The exercise » Write every line out verbatim and omit the pictures.

··········

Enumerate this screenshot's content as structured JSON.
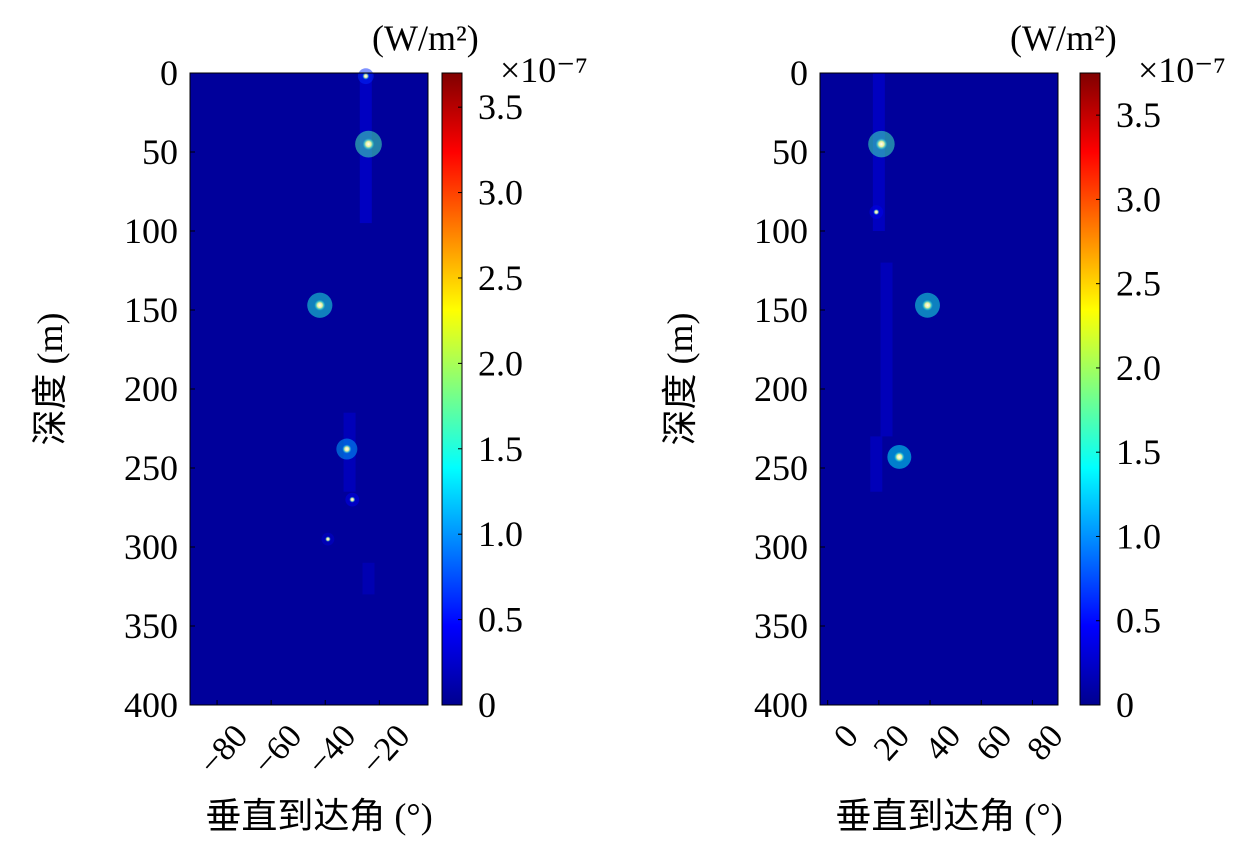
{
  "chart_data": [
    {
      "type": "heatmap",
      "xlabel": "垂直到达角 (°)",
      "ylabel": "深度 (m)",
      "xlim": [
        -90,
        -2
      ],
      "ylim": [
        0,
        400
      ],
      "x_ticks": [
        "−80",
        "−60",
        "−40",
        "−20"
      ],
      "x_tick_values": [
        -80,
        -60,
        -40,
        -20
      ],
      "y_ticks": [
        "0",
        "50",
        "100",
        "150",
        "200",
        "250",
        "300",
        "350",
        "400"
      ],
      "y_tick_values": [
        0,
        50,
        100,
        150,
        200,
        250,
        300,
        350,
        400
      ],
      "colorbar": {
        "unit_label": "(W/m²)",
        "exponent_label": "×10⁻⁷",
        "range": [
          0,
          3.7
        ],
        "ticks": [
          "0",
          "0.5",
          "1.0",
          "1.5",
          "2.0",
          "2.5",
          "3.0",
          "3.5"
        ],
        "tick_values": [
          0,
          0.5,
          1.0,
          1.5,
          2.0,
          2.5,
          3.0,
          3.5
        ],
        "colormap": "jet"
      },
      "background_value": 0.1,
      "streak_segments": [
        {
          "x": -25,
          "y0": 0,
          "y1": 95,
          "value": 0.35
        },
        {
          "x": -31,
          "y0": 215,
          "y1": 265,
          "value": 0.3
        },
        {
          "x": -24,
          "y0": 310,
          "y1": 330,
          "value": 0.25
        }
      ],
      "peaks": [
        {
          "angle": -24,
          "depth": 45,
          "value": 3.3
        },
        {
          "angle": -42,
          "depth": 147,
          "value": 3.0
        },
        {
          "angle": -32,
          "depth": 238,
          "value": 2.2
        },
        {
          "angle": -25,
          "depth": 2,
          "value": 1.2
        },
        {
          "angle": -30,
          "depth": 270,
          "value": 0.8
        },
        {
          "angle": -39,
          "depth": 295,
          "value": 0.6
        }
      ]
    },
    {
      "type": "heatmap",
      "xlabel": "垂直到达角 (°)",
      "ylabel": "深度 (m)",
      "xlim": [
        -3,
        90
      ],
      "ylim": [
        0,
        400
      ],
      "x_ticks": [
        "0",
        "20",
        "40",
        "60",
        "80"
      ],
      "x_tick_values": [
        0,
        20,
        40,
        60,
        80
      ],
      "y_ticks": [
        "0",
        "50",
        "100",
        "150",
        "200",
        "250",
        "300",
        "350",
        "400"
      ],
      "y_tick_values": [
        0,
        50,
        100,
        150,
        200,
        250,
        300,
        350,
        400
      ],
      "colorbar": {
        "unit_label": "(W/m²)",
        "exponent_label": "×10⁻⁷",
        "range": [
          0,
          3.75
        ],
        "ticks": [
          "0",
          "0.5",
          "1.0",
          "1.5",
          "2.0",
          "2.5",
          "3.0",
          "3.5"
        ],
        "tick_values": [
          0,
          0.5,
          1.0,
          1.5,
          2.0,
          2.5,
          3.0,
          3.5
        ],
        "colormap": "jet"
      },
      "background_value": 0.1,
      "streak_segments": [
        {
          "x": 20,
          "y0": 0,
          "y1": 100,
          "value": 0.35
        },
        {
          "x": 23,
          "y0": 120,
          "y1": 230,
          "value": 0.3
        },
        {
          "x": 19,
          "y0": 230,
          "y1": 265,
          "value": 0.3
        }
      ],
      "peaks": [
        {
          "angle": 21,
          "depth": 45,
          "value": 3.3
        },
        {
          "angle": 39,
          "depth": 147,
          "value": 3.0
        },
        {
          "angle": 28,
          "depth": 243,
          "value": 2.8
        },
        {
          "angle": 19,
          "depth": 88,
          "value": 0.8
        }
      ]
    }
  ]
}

··········

Exercise solution »
Enumerate this screenshot's content as structured JSON.
{
  "chart_data": [
    {
      "type": "heatmap",
      "xlabel": "垂直到达角 (°)",
      "ylabel": "深度 (m)",
      "xlim": [
        -90,
        -2
      ],
      "ylim": [
        0,
        400
      ],
      "x_ticks": [
        "−80",
        "−60",
        "−40",
        "−20"
      ],
      "x_tick_values": [
        -80,
        -60,
        -40,
        -20
      ],
      "y_ticks": [
        "0",
        "50",
        "100",
        "150",
        "200",
        "250",
        "300",
        "350",
        "400"
      ],
      "y_tick_values": [
        0,
        50,
        100,
        150,
        200,
        250,
        300,
        350,
        400
      ],
      "colorbar": {
        "unit_label": "(W/m²)",
        "exponent_label": "×10⁻⁷",
        "range": [
          0,
          3.7
        ],
        "ticks": [
          "0",
          "0.5",
          "1.0",
          "1.5",
          "2.0",
          "2.5",
          "3.0",
          "3.5"
        ],
        "tick_values": [
          0,
          0.5,
          1.0,
          1.5,
          2.0,
          2.5,
          3.0,
          3.5
        ],
        "colormap": "jet"
      },
      "background_value": 0.1,
      "streak_segments": [
        {
          "x": -25,
          "y0": 0,
          "y1": 95,
          "value": 0.35
        },
        {
          "x": -31,
          "y0": 215,
          "y1": 265,
          "value": 0.3
        },
        {
          "x": -24,
          "y0": 310,
          "y1": 330,
          "value": 0.25
        }
      ],
      "peaks": [
        {
          "angle": -24,
          "depth": 45,
          "value": 3.3
        },
        {
          "angle": -42,
          "depth": 147,
          "value": 3.0
        },
        {
          "angle": -32,
          "depth": 238,
          "value": 2.2
        },
        {
          "angle": -25,
          "depth": 2,
          "value": 1.2
        },
        {
          "angle": -30,
          "depth": 270,
          "value": 0.8
        },
        {
          "angle": -39,
          "depth": 295,
          "value": 0.6
        }
      ]
    },
    {
      "type": "heatmap",
      "xlabel": "垂直到达角 (°)",
      "ylabel": "深度 (m)",
      "xlim": [
        -3,
        90
      ],
      "ylim": [
        0,
        400
      ],
      "x_ticks": [
        "0",
        "20",
        "40",
        "60",
        "80"
      ],
      "x_tick_values": [
        0,
        20,
        40,
        60,
        80
      ],
      "y_ticks": [
        "0",
        "50",
        "100",
        "150",
        "200",
        "250",
        "300",
        "350",
        "400"
      ],
      "y_tick_values": [
        0,
        50,
        100,
        150,
        200,
        250,
        300,
        350,
        400
      ],
      "colorbar": {
        "unit_label": "(W/m²)",
        "exponent_label": "×10⁻⁷",
        "range": [
          0,
          3.75
        ],
        "ticks": [
          "0",
          "0.5",
          "1.0",
          "1.5",
          "2.0",
          "2.5",
          "3.0",
          "3.5"
        ],
        "tick_values": [
          0,
          0.5,
          1.0,
          1.5,
          2.0,
          2.5,
          3.0,
          3.5
        ],
        "colormap": "jet"
      },
      "background_value": 0.1,
      "streak_segments": [
        {
          "x": 20,
          "y0": 0,
          "y1": 100,
          "value": 0.35
        },
        {
          "x": 23,
          "y0": 120,
          "y1": 230,
          "value": 0.3
        },
        {
          "x": 19,
          "y0": 230,
          "y1": 265,
          "value": 0.3
        }
      ],
      "peaks": [
        {
          "angle": 21,
          "depth": 45,
          "value": 3.3
        },
        {
          "angle": 39,
          "depth": 147,
          "value": 3.0
        },
        {
          "angle": 28,
          "depth": 243,
          "value": 2.8
        },
        {
          "angle": 19,
          "depth": 88,
          "value": 0.8
        }
      ]
    }
  ]
}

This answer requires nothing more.